Dataset items:
*****

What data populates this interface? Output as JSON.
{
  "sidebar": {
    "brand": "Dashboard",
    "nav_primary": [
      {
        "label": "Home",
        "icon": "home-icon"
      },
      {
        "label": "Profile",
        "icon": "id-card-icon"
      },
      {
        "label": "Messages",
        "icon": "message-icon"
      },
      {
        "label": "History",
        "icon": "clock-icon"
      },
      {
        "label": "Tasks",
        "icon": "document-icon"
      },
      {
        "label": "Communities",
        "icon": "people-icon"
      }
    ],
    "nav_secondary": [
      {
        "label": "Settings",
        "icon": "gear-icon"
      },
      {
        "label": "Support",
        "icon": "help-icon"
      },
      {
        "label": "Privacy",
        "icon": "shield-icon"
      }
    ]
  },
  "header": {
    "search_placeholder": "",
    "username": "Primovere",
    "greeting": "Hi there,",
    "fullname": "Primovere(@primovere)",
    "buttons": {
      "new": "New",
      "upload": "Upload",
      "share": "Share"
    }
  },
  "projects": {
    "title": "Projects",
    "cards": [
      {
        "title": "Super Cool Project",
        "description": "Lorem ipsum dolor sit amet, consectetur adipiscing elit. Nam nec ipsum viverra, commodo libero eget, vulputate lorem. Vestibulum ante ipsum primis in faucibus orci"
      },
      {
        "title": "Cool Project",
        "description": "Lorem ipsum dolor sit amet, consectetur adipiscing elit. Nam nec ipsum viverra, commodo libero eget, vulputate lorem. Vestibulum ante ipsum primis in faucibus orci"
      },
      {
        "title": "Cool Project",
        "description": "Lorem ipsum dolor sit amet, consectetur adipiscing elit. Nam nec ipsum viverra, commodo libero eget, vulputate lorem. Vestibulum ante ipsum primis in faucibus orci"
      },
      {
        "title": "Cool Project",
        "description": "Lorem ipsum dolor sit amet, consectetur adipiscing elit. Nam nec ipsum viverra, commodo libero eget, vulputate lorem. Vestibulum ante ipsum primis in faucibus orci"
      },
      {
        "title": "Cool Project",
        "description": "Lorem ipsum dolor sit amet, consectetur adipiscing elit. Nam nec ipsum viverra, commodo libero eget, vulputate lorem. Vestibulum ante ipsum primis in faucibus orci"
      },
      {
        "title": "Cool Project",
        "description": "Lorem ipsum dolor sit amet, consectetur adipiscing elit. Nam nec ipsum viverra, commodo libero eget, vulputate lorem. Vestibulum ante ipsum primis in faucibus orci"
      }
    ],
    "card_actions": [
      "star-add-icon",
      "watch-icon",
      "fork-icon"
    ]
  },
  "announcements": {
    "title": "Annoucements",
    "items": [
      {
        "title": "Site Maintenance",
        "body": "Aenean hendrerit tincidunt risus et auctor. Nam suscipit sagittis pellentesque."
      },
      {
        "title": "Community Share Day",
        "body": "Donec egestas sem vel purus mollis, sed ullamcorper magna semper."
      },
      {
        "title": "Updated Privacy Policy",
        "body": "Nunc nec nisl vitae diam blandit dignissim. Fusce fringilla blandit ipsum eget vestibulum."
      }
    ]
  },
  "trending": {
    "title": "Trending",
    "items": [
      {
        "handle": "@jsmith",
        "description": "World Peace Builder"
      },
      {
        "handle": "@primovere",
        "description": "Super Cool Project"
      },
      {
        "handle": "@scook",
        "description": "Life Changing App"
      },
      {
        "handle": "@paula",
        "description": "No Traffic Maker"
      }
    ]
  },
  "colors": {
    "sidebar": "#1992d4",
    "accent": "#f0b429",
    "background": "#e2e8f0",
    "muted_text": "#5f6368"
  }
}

*****

(The exercise) Every line containing the string "Super" must be listed.

(Task answer)
        "title": "Super Cool Project",
        "description": "Super Cool Project"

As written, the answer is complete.